(Available data)

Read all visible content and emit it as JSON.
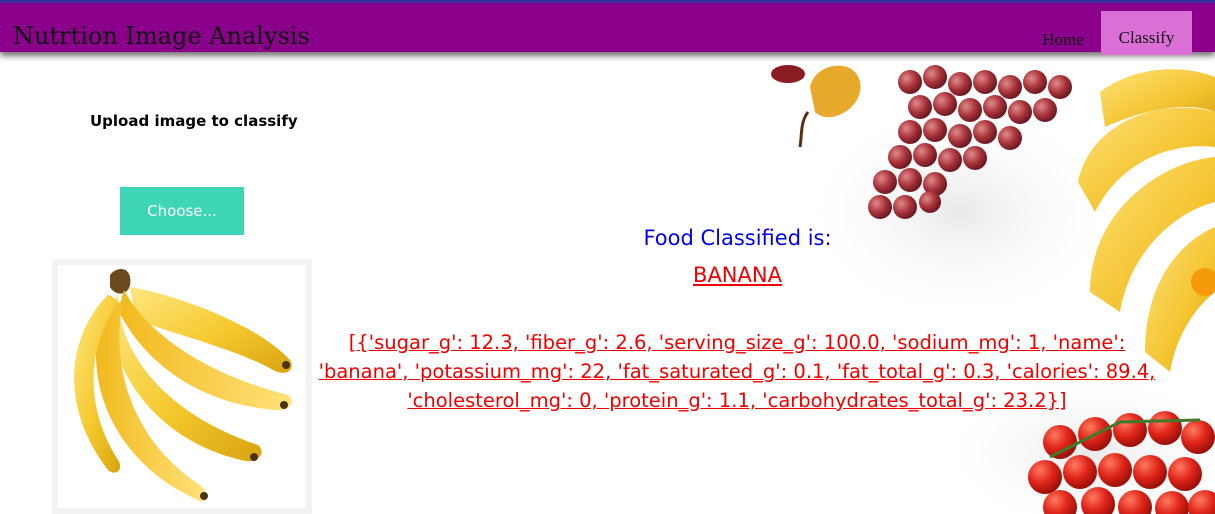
{
  "navbar": {
    "brand": "Nutrtion Image Analysis",
    "items": [
      {
        "label": "Home",
        "active": false
      },
      {
        "label": "Classify",
        "active": true
      }
    ],
    "bg_color": "#8b008b",
    "active_color": "#da70d6"
  },
  "upload": {
    "label": "Upload image to classify",
    "button_label": "Choose...",
    "button_color": "#3fd6b8"
  },
  "preview": {
    "subject": "banana-bunch-image"
  },
  "result": {
    "title": "Food Classified is:",
    "food_name": "BANANA",
    "nutrition_text": "[{'sugar_g': 12.3, 'fiber_g': 2.6, 'serving_size_g': 100.0, 'sodium_mg': 1, 'name': 'banana', 'potassium_mg': 22, 'fat_saturated_g': 0.1, 'fat_total_g': 0.3, 'calories': 89.4, 'cholesterol_mg': 0, 'protein_g': 1.1, 'carbohydrates_total_g': 23.2}]",
    "title_color": "#0000ee",
    "value_color": "#ee0000"
  }
}
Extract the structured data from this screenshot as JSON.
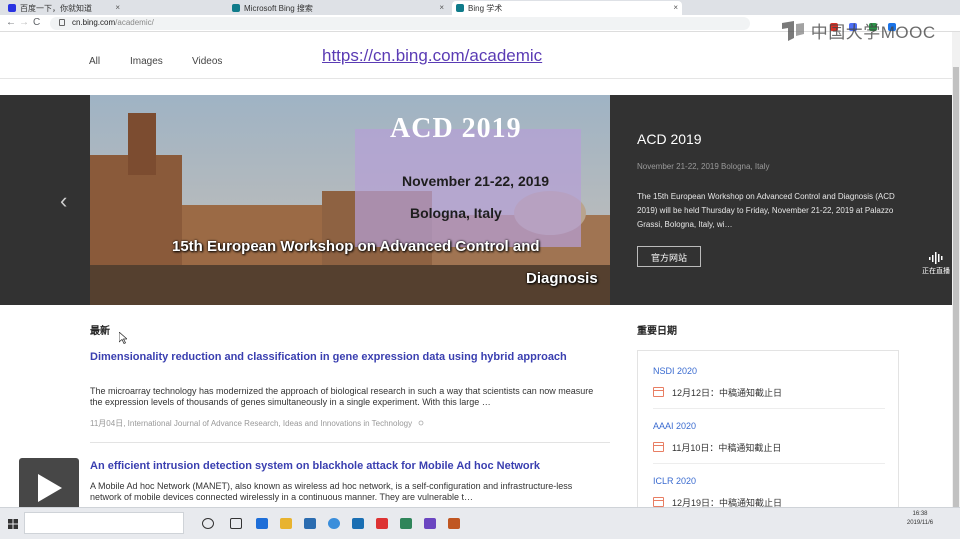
{
  "browser": {
    "tabs": [
      {
        "label": "百度一下，你就知道"
      },
      {
        "label": "Microsoft Bing 搜索"
      },
      {
        "label": "Bing 学术"
      }
    ],
    "url_host": "cn.bing.com",
    "url_path": "/academic/",
    "nav_back": "←",
    "nav_forward": "→",
    "nav_reload": "C",
    "tab_close": "×"
  },
  "watermark": "中国大学MOOC",
  "bing": {
    "nav": [
      "All",
      "Images",
      "Videos"
    ],
    "url_caption": "https://cn.bing.com/academic"
  },
  "carousel": {
    "prev_glyph": "‹",
    "banner": {
      "acd": "ACD 2019",
      "dates": "November 21-22, 2019",
      "place": "Bologna, Italy",
      "workshop_line1": "15th European Workshop on Advanced Control and",
      "workshop_line2": "Diagnosis"
    },
    "event_title": "ACD 2019",
    "event_meta": "November 21-22, 2019 Bologna, Italy",
    "event_desc": "The 15th European Workshop on Advanced Control and Diagnosis (ACD 2019) will be held Thursday to Friday, November 21-22, 2019 at Palazzo Grassi, Bologna, Italy, wi…",
    "official_label": "官方网站",
    "live_label": "正在直播"
  },
  "latest": {
    "heading": "最新",
    "articles": [
      {
        "title": "Dimensionality reduction and classification in gene expression data using hybrid approach",
        "snippet": "The microarray technology has modernized the approach of biological research in such a way that scientists can now measure the expression levels of thousands of genes simultaneously in a single experiment. With this large …",
        "meta": "11月04日, International Journal of Advance Research, Ideas and Innovations in Technology"
      },
      {
        "title": "An efficient intrusion detection system on blackhole attack for Mobile Ad hoc Network",
        "snippet": "A Mobile Ad hoc Network (MANET), also known as wireless ad hoc network, is a self-configuration and infrastructure-less network of mobile devices connected wirelessly in a continuous manner. They are vulnerable t…"
      }
    ]
  },
  "dates": {
    "heading": "重要日期",
    "items": [
      {
        "name": "NSDI 2020",
        "date": "12月12日：中稿通知截止日"
      },
      {
        "name": "AAAI 2020",
        "date": "11月10日：中稿通知截止日"
      },
      {
        "name": "ICLR 2020",
        "date": "12月19日：中稿通知截止日"
      }
    ]
  },
  "taskbar": {
    "time": "16:38",
    "date": "2019/11/6"
  },
  "colors": {
    "link": "#3a3fb0",
    "accent_purple": "#5a3bb4",
    "conf_link": "#3a6bd0",
    "calendar": "#e87e63",
    "carousel_bg": "#323232"
  }
}
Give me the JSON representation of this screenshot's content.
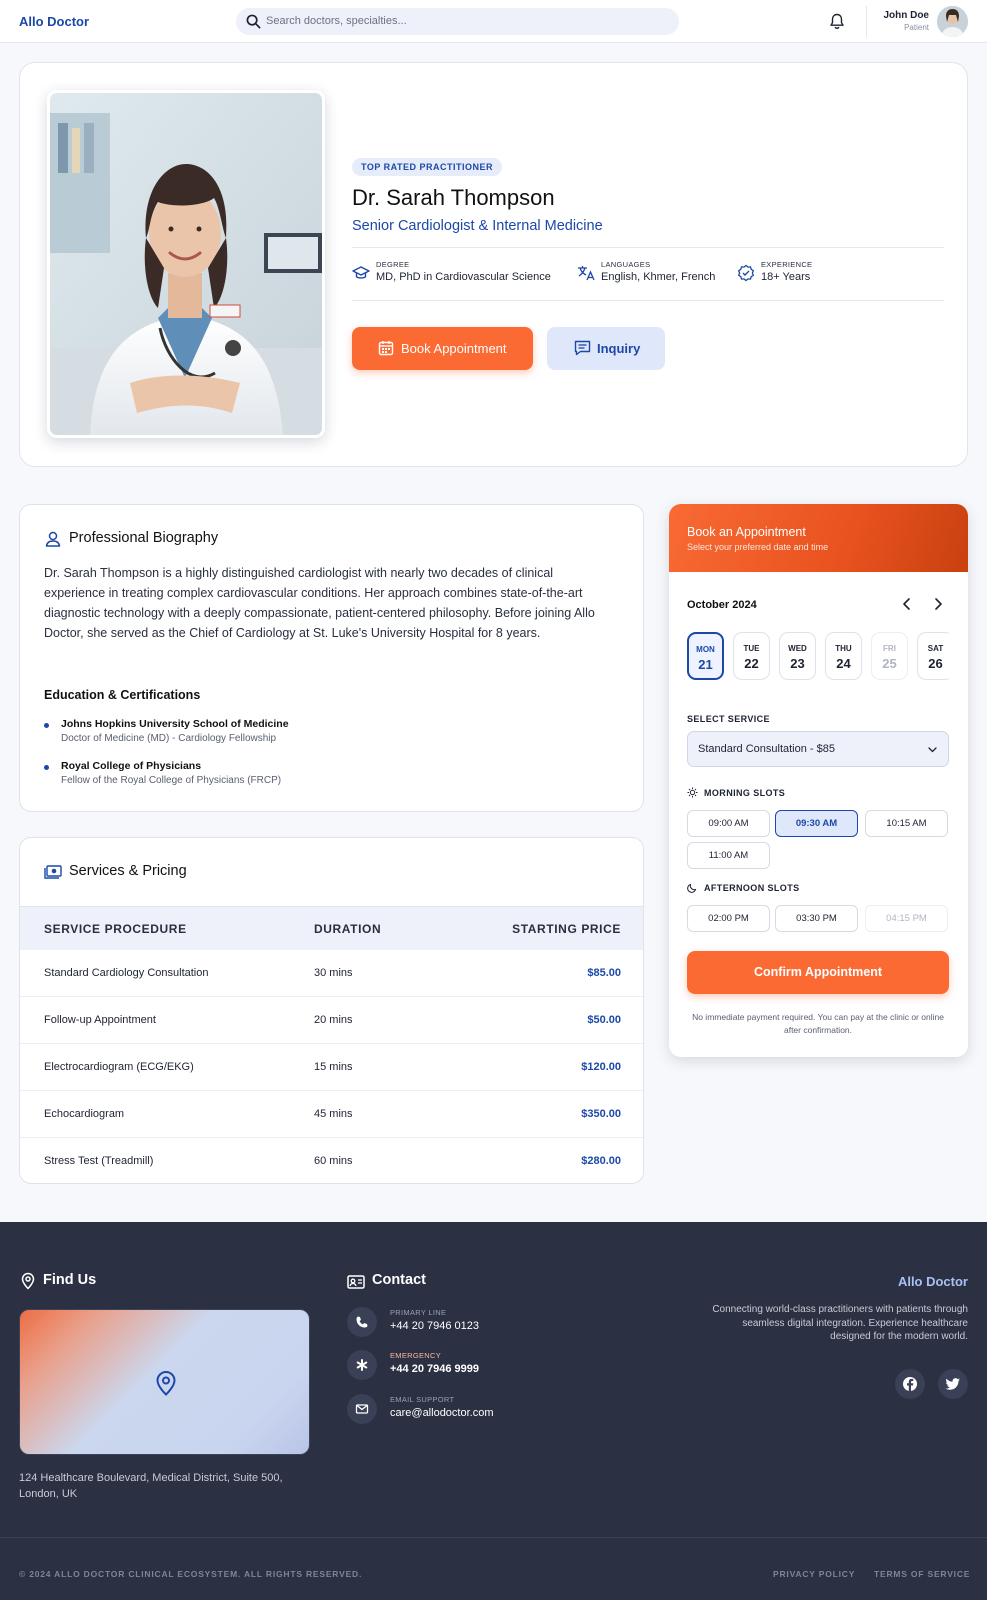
{
  "header": {
    "logo": "Allo Doctor",
    "search_placeholder": "Search doctors, specialties...",
    "user_name": "John Doe",
    "user_role": "Patient"
  },
  "profile": {
    "badge": "TOP RATED PRACTITIONER",
    "name": "Dr. Sarah Thompson",
    "specialty": "Senior Cardiologist & Internal Medicine",
    "meta": [
      {
        "label": "DEGREE",
        "value": "MD, PhD in Cardiovascular Science",
        "icon": "graduation-cap-icon"
      },
      {
        "label": "LANGUAGES",
        "value": "English, Khmer, French",
        "icon": "translate-icon"
      },
      {
        "label": "EXPERIENCE",
        "value": "18+ Years",
        "icon": "verified-badge-icon"
      }
    ],
    "book_label": "Book Appointment",
    "inquiry_label": "Inquiry"
  },
  "bio": {
    "title": "Professional Biography",
    "text": "Dr. Sarah Thompson is a highly distinguished cardiologist with nearly two decades of clinical experience in treating complex cardiovascular conditions. Her approach combines state-of-the-art diagnostic technology with a deeply compassionate, patient-centered philosophy. Before joining Allo Doctor, she served as the Chief of Cardiology at St. Luke's University Hospital for 8 years.",
    "edu_title": "Education & Certifications",
    "education": [
      {
        "name": "Johns Hopkins University School of Medicine",
        "desc": "Doctor of Medicine (MD) - Cardiology Fellowship"
      },
      {
        "name": "Royal College of Physicians",
        "desc": "Fellow of the Royal College of Physicians (FRCP)"
      }
    ]
  },
  "services": {
    "title": "Services & Pricing",
    "headers": [
      "SERVICE PROCEDURE",
      "DURATION",
      "STARTING PRICE"
    ],
    "rows": [
      {
        "name": "Standard Cardiology Consultation",
        "duration": "30 mins",
        "price": "$85.00"
      },
      {
        "name": "Follow-up Appointment",
        "duration": "20 mins",
        "price": "$50.00"
      },
      {
        "name": "Electrocardiogram (ECG/EKG)",
        "duration": "15 mins",
        "price": "$120.00"
      },
      {
        "name": "Echocardiogram",
        "duration": "45 mins",
        "price": "$350.00"
      },
      {
        "name": "Stress Test (Treadmill)",
        "duration": "60 mins",
        "price": "$280.00"
      }
    ]
  },
  "booking": {
    "title": "Book an Appointment",
    "subtitle": "Select your preferred date and time",
    "month": "October 2024",
    "days": [
      {
        "dow": "MON",
        "num": "21",
        "state": "active"
      },
      {
        "dow": "TUE",
        "num": "22",
        "state": "normal"
      },
      {
        "dow": "WED",
        "num": "23",
        "state": "normal"
      },
      {
        "dow": "THU",
        "num": "24",
        "state": "normal"
      },
      {
        "dow": "FRI",
        "num": "25",
        "state": "muted"
      },
      {
        "dow": "SAT",
        "num": "26",
        "state": "normal"
      }
    ],
    "service_label": "SELECT SERVICE",
    "service_value": "Standard Consultation - $85",
    "morning_label": "MORNING SLOTS",
    "morning": [
      {
        "time": "09:00 AM",
        "state": "normal"
      },
      {
        "time": "09:30 AM",
        "state": "active"
      },
      {
        "time": "10:15 AM",
        "state": "normal"
      },
      {
        "time": "11:00 AM",
        "state": "normal"
      }
    ],
    "afternoon_label": "AFTERNOON SLOTS",
    "afternoon": [
      {
        "time": "02:00 PM",
        "state": "normal"
      },
      {
        "time": "03:30 PM",
        "state": "normal"
      },
      {
        "time": "04:15 PM",
        "state": "disabled"
      }
    ],
    "confirm_label": "Confirm Appointment",
    "note": "No immediate payment required. You can pay at the clinic or online after confirmation."
  },
  "footer": {
    "find_title": "Find Us",
    "address": "124 Healthcare Boulevard, Medical District, Suite 500, London, UK",
    "contact_title": "Contact",
    "contacts": [
      {
        "label": "PRIMARY LINE",
        "value": "+44 20 7946 0123",
        "icon": "phone-icon"
      },
      {
        "label": "EMERGENCY",
        "value": "+44 20 7946 9999",
        "icon": "asterisk-icon"
      },
      {
        "label": "EMAIL SUPPORT",
        "value": "care@allodoctor.com",
        "icon": "mail-icon"
      }
    ],
    "brand": "Allo Doctor",
    "description": "Connecting world-class practitioners with patients through seamless digital integration. Experience healthcare designed for the modern world.",
    "copyright": "© 2024 ALLO DOCTOR CLINICAL ECOSYSTEM. ALL RIGHTS RESERVED.",
    "privacy": "PRIVACY POLICY",
    "terms": "TERMS OF SERVICE"
  },
  "colors": {
    "brand_blue": "#1c48a8",
    "accent_orange": "#fb6a33",
    "footer_bg": "#2b3042"
  }
}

(End Available data)

[Requirement]
Filter the entries and keep only the lines holding "College".

[Answer section]
        "name": "Royal College of Physicians",
        "desc": "Fellow of the Royal College of Physicians (FRCP)"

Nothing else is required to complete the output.